═══ Data listing
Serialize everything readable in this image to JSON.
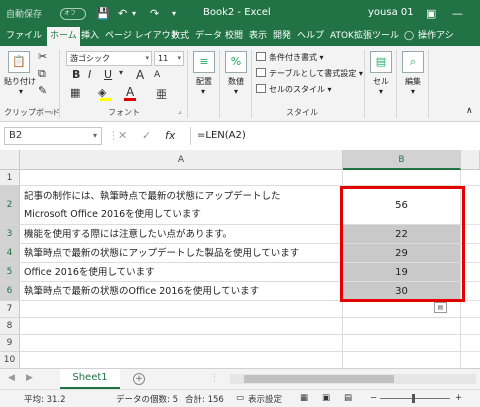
{
  "titlebar": {
    "autosave_label": "自動保存",
    "autosave_state": "オフ",
    "title": "Book2  -  Excel",
    "user": "yousa 01",
    "bg_color": "#217346"
  },
  "tabs": [
    {
      "label": "ファイル",
      "active": false
    },
    {
      "label": "ホーム",
      "active": true
    },
    {
      "label": "挿入",
      "active": false
    },
    {
      "label": "ページ レイアウト",
      "active": false
    },
    {
      "label": "数式",
      "active": false
    },
    {
      "label": "データ",
      "active": false
    },
    {
      "label": "校閲",
      "active": false
    },
    {
      "label": "表示",
      "active": false
    },
    {
      "label": "開発",
      "active": false
    },
    {
      "label": "ヘルプ",
      "active": false
    },
    {
      "label": "ATOK拡張ツール",
      "active": false
    },
    {
      "label": "操作アシ",
      "active": false
    }
  ],
  "ribbon": {
    "clipboard": {
      "paste_label": "貼り付け",
      "group_label": "クリップボード"
    },
    "font": {
      "font_name": "游ゴシック",
      "font_size": "11",
      "bold": "B",
      "italic": "I",
      "underline": "U",
      "grow": "A",
      "shrink": "A",
      "color_a": "A",
      "group_label": "フォント"
    },
    "alignment_label": "配置",
    "number_label": "数値",
    "styles": {
      "conditional": "条件付き書式",
      "table": "テーブルとして書式設定",
      "cell_style": "セルのスタイル",
      "group_label": "スタイル"
    },
    "cells_label": "セル",
    "edit_label": "編集"
  },
  "formula_bar": {
    "name_box": "B2",
    "cancel_icon": "✕",
    "enter_icon": "✓",
    "fx": "fx",
    "formula": "=LEN(A2)"
  },
  "grid": {
    "columns": [
      "A",
      "B"
    ],
    "row_headers": [
      "1",
      "2",
      "3",
      "4",
      "5",
      "6",
      "7",
      "8",
      "9",
      "10"
    ],
    "rows": [
      {
        "a_line1": "",
        "a_line2": "",
        "b": ""
      },
      {
        "a_line1": "記事の制作には、執筆時点で最新の状態にアップデートした",
        "a_line2": "Microsoft Office 2016を使用しています",
        "b": "56"
      },
      {
        "a_line1": "機能を使用する際には注意したい点があります。",
        "b": "22"
      },
      {
        "a_line1": "執筆時点で最新の状態にアップデートした製品を使用しています",
        "b": "29"
      },
      {
        "a_line1": "Office 2016を使用しています",
        "b": "19"
      },
      {
        "a_line1": "執筆時点で最新の状態のOffice 2016を使用しています",
        "b": "30"
      }
    ],
    "highlight_color": "#e30000",
    "selection_shade": "#c9c9c9"
  },
  "sheet_tabs": {
    "active": "Sheet1",
    "add_icon": "+"
  },
  "status": {
    "average": "平均: 31.2",
    "count": "データの個数: 5",
    "sum": "合計: 156",
    "display_settings": "表示設定"
  }
}
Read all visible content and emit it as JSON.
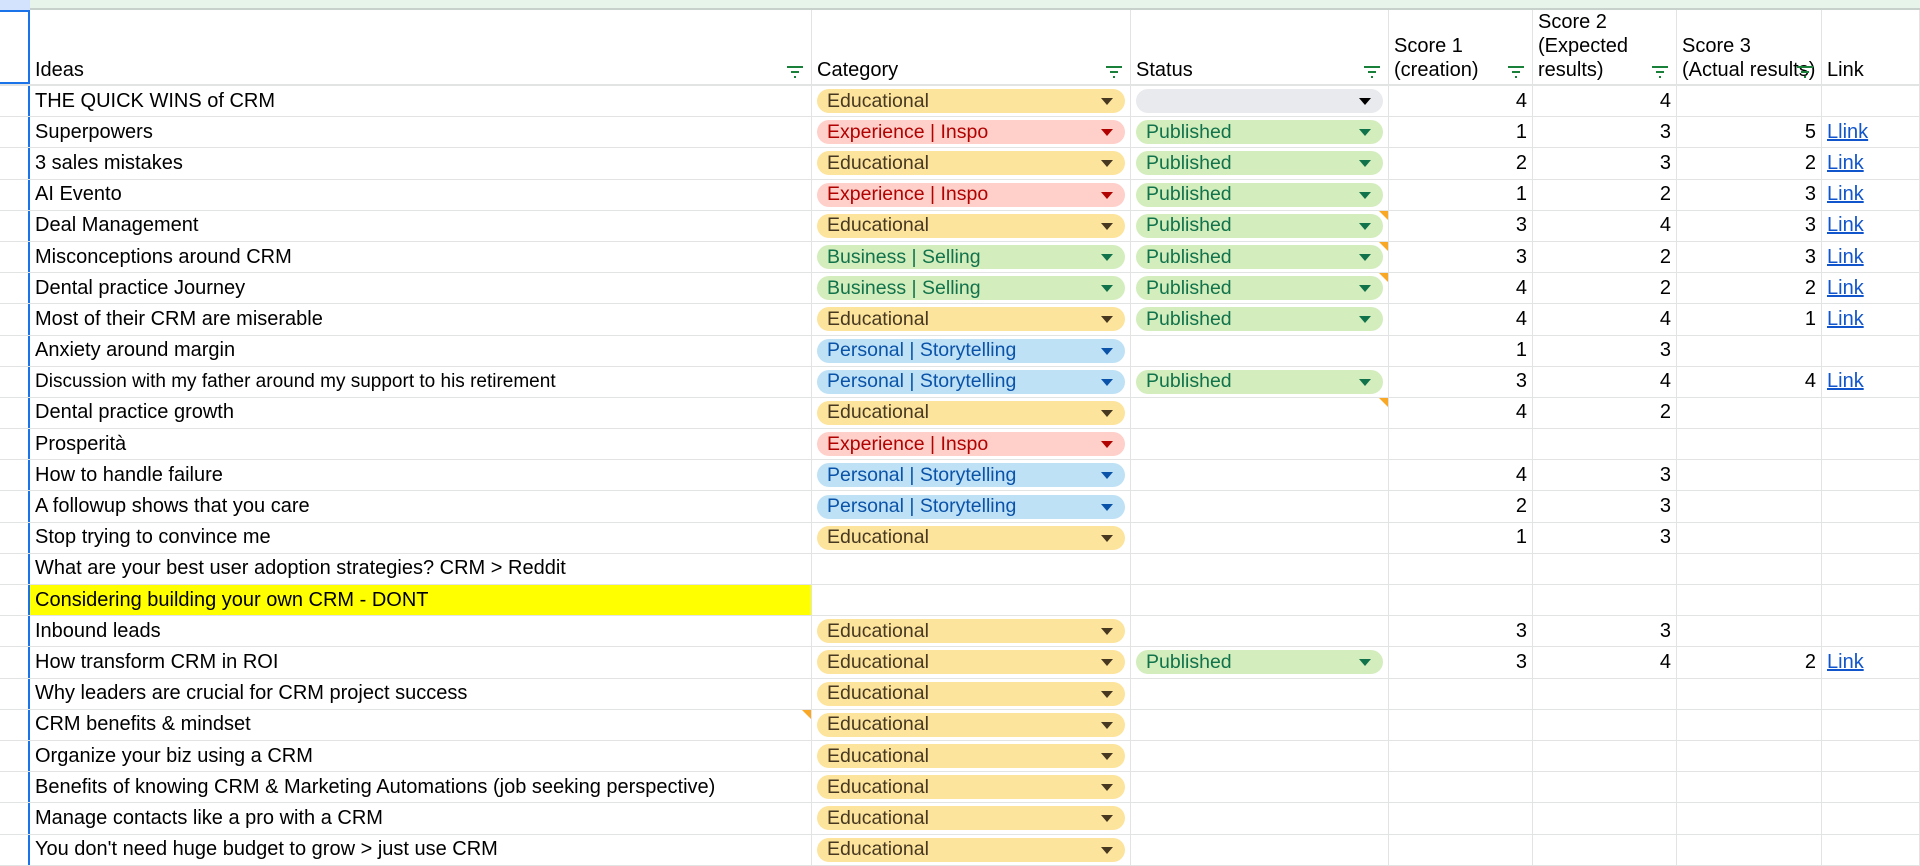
{
  "headers": [
    "Ideas",
    "Category",
    "Status",
    "Score 1 (creation)",
    "Score 2 (Expected results)",
    "Score 3 (Actual results)",
    "Link"
  ],
  "colors": {
    "Educational": [
      "#fde49c",
      "#473821"
    ],
    "Experience | Inspo": [
      "#ffcfc9",
      "#b10202"
    ],
    "Business | Selling": [
      "#d4edbc",
      "#11734b"
    ],
    "Personal | Storytelling": [
      "#bfe1f6",
      "#0a53a8"
    ],
    "Published": [
      "#d4edbc",
      "#11734b"
    ],
    "": [
      "#e8eaed",
      "#000000"
    ]
  },
  "rows": [
    {
      "idea": "THE QUICK WINS of CRM",
      "cat": "Educational",
      "status": "",
      "s1": "4",
      "s2": "4",
      "s3": "",
      "link": ""
    },
    {
      "idea": "Superpowers",
      "cat": "Experience | Inspo",
      "status": "Published",
      "s1": "1",
      "s2": "3",
      "s3": "5",
      "link": "Llink"
    },
    {
      "idea": "3 sales mistakes",
      "cat": "Educational",
      "status": "Published",
      "s1": "2",
      "s2": "3",
      "s3": "2",
      "link": "Link"
    },
    {
      "idea": "AI Evento",
      "cat": "Experience | Inspo",
      "status": "Published",
      "s1": "1",
      "s2": "2",
      "s3": "3",
      "link": "Link"
    },
    {
      "idea": "Deal Management",
      "cat": "Educational",
      "status": "Published",
      "s1": "3",
      "s2": "4",
      "s3": "3",
      "link": "Link",
      "note": "status"
    },
    {
      "idea": "Misconceptions around CRM",
      "cat": "Business | Selling",
      "status": "Published",
      "s1": "3",
      "s2": "2",
      "s3": "3",
      "link": "Link",
      "note": "status"
    },
    {
      "idea": "Dental practice Journey",
      "cat": "Business | Selling",
      "status": "Published",
      "s1": "4",
      "s2": "2",
      "s3": "2",
      "link": "Link",
      "note": "status"
    },
    {
      "idea": "Most of their CRM are miserable",
      "cat": "Educational",
      "status": "Published",
      "s1": "4",
      "s2": "4",
      "s3": "1",
      "link": "Link"
    },
    {
      "idea": "Anxiety around margin",
      "cat": "Personal | Storytelling",
      "s1": "1",
      "s2": "3"
    },
    {
      "idea": "Discussion with my father around my support to his retirement",
      "cat": "Personal | Storytelling",
      "status": "Published",
      "s1": "3",
      "s2": "4",
      "s3": "4",
      "link": "Link",
      "arial": true
    },
    {
      "idea": "Dental practice growth",
      "cat": "Educational",
      "s1": "4",
      "s2": "2",
      "note": "status"
    },
    {
      "idea": "Prosperità",
      "cat": "Experience | Inspo"
    },
    {
      "idea": "How to handle failure",
      "cat": "Personal | Storytelling",
      "s1": "4",
      "s2": "3"
    },
    {
      "idea": "A followup shows that you care",
      "cat": "Personal | Storytelling",
      "s1": "2",
      "s2": "3"
    },
    {
      "idea": "Stop trying to convince me",
      "cat": "Educational",
      "s1": "1",
      "s2": "3"
    },
    {
      "idea": "What are your best user adoption strategies? CRM > Reddit"
    },
    {
      "idea": "Considering building your own CRM - DONT",
      "yellow": true
    },
    {
      "idea": "Inbound leads",
      "cat": "Educational",
      "s1": "3",
      "s2": "3"
    },
    {
      "idea": "How transform CRM in ROI",
      "cat": "Educational",
      "status": "Published",
      "s1": "3",
      "s2": "4",
      "s3": "2",
      "link": "Link"
    },
    {
      "idea": "Why leaders are crucial for CRM project success",
      "cat": "Educational"
    },
    {
      "idea": "CRM benefits & mindset",
      "cat": "Educational",
      "note": "idea"
    },
    {
      "idea": "Organize your biz using a CRM",
      "cat": "Educational"
    },
    {
      "idea": "Benefits of knowing CRM & Marketing Automations (job seeking perspective)",
      "cat": "Educational"
    },
    {
      "idea": "Manage contacts like a pro with a CRM",
      "cat": "Educational"
    },
    {
      "idea": "You don't need huge budget to grow > just use CRM",
      "cat": "Educational"
    }
  ]
}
══════
Every record must be copied exactly, with the pictures left out.

Serialize everything readable in this image to JSON.
{
  "titlebar": {
    "autosave_label": "自動保存",
    "autosave_state": "オフ",
    "title": "Book2  -  Excel",
    "user": "yousa 01",
    "bg_color": "#217346"
  },
  "tabs": [
    {
      "label": "ファイル",
      "active": false
    },
    {
      "label": "ホーム",
      "active": true
    },
    {
      "label": "挿入",
      "active": false
    },
    {
      "label": "ページ レイアウト",
      "active": false
    },
    {
      "label": "数式",
      "active": false
    },
    {
      "label": "データ",
      "active": false
    },
    {
      "label": "校閲",
      "active": false
    },
    {
      "label": "表示",
      "active": false
    },
    {
      "label": "開発",
      "active": false
    },
    {
      "label": "ヘルプ",
      "active": false
    },
    {
      "label": "ATOK拡張ツール",
      "active": false
    },
    {
      "label": "操作アシ",
      "active": false
    }
  ],
  "ribbon": {
    "clipboard": {
      "paste_label": "貼り付け",
      "group_label": "クリップボード"
    },
    "font": {
      "font_name": "游ゴシック",
      "font_size": "11",
      "bold": "B",
      "italic": "I",
      "underline": "U",
      "grow": "A",
      "shrink": "A",
      "color_a": "A",
      "group_label": "フォント"
    },
    "alignment_label": "配置",
    "number_label": "数値",
    "styles": {
      "conditional": "条件付き書式",
      "table": "テーブルとして書式設定",
      "cell_style": "セルのスタイル",
      "group_label": "スタイル"
    },
    "cells_label": "セル",
    "edit_label": "編集"
  },
  "formula_bar": {
    "name_box": "B2",
    "cancel_icon": "✕",
    "enter_icon": "✓",
    "fx": "fx",
    "formula": "=LEN(A2)"
  },
  "grid": {
    "columns": [
      "A",
      "B"
    ],
    "row_headers": [
      "1",
      "2",
      "3",
      "4",
      "5",
      "6",
      "7",
      "8",
      "9",
      "10"
    ],
    "rows": [
      {
        "a_line1": "",
        "a_line2": "",
        "b": ""
      },
      {
        "a_line1": "記事の制作には、執筆時点で最新の状態にアップデートした",
        "a_line2": "Microsoft Office 2016を使用しています",
        "b": "56"
      },
      {
        "a_line1": "機能を使用する際には注意したい点があります。",
        "b": "22"
      },
      {
        "a_line1": "執筆時点で最新の状態にアップデートした製品を使用しています",
        "b": "29"
      },
      {
        "a_line1": "Office 2016を使用しています",
        "b": "19"
      },
      {
        "a_line1": "執筆時点で最新の状態のOffice 2016を使用しています",
        "b": "30"
      }
    ],
    "highlight_color": "#e30000",
    "selection_shade": "#c9c9c9"
  },
  "sheet_tabs": {
    "active": "Sheet1",
    "add_icon": "+"
  },
  "status": {
    "average": "平均: 31.2",
    "count": "データの個数: 5",
    "sum": "合計: 156",
    "display_settings": "表示設定"
  }
}
Read all visible content and emit it as JSON.
{
  "headers": [
    "Ideas",
    "Category",
    "Status",
    "Score 1 (creation)",
    "Score 2 (Expected results)",
    "Score 3 (Actual results)",
    "Link"
  ],
  "colors": {
    "Educational": [
      "#fde49c",
      "#473821"
    ],
    "Experience | Inspo": [
      "#ffcfc9",
      "#b10202"
    ],
    "Business | Selling": [
      "#d4edbc",
      "#11734b"
    ],
    "Personal | Storytelling": [
      "#bfe1f6",
      "#0a53a8"
    ],
    "Published": [
      "#d4edbc",
      "#11734b"
    ],
    "": [
      "#e8eaed",
      "#000000"
    ]
  },
  "rows": [
    {
      "idea": "THE QUICK WINS of CRM",
      "cat": "Educational",
      "status": "",
      "s1": "4",
      "s2": "4",
      "s3": "",
      "link": ""
    },
    {
      "idea": "Superpowers",
      "cat": "Experience | Inspo",
      "status": "Published",
      "s1": "1",
      "s2": "3",
      "s3": "5",
      "link": "Llink"
    },
    {
      "idea": "3 sales mistakes",
      "cat": "Educational",
      "status": "Published",
      "s1": "2",
      "s2": "3",
      "s3": "2",
      "link": "Link"
    },
    {
      "idea": "AI Evento",
      "cat": "Experience | Inspo",
      "status": "Published",
      "s1": "1",
      "s2": "2",
      "s3": "3",
      "link": "Link"
    },
    {
      "idea": "Deal Management",
      "cat": "Educational",
      "status": "Published",
      "s1": "3",
      "s2": "4",
      "s3": "3",
      "link": "Link",
      "note": "status"
    },
    {
      "idea": "Misconceptions around CRM",
      "cat": "Business | Selling",
      "status": "Published",
      "s1": "3",
      "s2": "2",
      "s3": "3",
      "link": "Link",
      "note": "status"
    },
    {
      "idea": "Dental practice Journey",
      "cat": "Business | Selling",
      "status": "Published",
      "s1": "4",
      "s2": "2",
      "s3": "2",
      "link": "Link",
      "note": "status"
    },
    {
      "idea": "Most of their CRM are miserable",
      "cat": "Educational",
      "status": "Published",
      "s1": "4",
      "s2": "4",
      "s3": "1",
      "link": "Link"
    },
    {
      "idea": "Anxiety around margin",
      "cat": "Personal | Storytelling",
      "s1": "1",
      "s2": "3"
    },
    {
      "idea": "Discussion with my father around my support to his retirement",
      "cat": "Personal | Storytelling",
      "status": "Published",
      "s1": "3",
      "s2": "4",
      "s3": "4",
      "link": "Link",
      "arial": true
    },
    {
      "idea": "Dental practice growth",
      "cat": "Educational",
      "s1": "4",
      "s2": "2",
      "note": "status"
    },
    {
      "idea": "Prosperità",
      "cat": "Experience | Inspo"
    },
    {
      "idea": "How to handle failure",
      "cat": "Personal | Storytelling",
      "s1": "4",
      "s2": "3"
    },
    {
      "idea": "A followup shows that you care",
      "cat": "Personal | Storytelling",
      "s1": "2",
      "s2": "3"
    },
    {
      "idea": "Stop trying to convince me",
      "cat": "Educational",
      "s1": "1",
      "s2": "3"
    },
    {
      "idea": "What are your best user adoption strategies? CRM > Reddit"
    },
    {
      "idea": "Considering building your own CRM - DONT",
      "yellow": true
    },
    {
      "idea": "Inbound leads",
      "cat": "Educational",
      "s1": "3",
      "s2": "3"
    },
    {
      "idea": "How transform CRM in ROI",
      "cat": "Educational",
      "status": "Published",
      "s1": "3",
      "s2": "4",
      "s3": "2",
      "link": "Link"
    },
    {
      "idea": "Why leaders are crucial for CRM project success",
      "cat": "Educational"
    },
    {
      "idea": "CRM benefits & mindset",
      "cat": "Educational",
      "note": "idea"
    },
    {
      "idea": "Organize your biz using a CRM",
      "cat": "Educational"
    },
    {
      "idea": "Benefits of knowing CRM & Marketing Automations (job seeking perspective)",
      "cat": "Educational"
    },
    {
      "idea": "Manage contacts like a pro with a CRM",
      "cat": "Educational"
    },
    {
      "idea": "You don't need huge budget to grow > just use CRM",
      "cat": "Educational"
    }
  ]
}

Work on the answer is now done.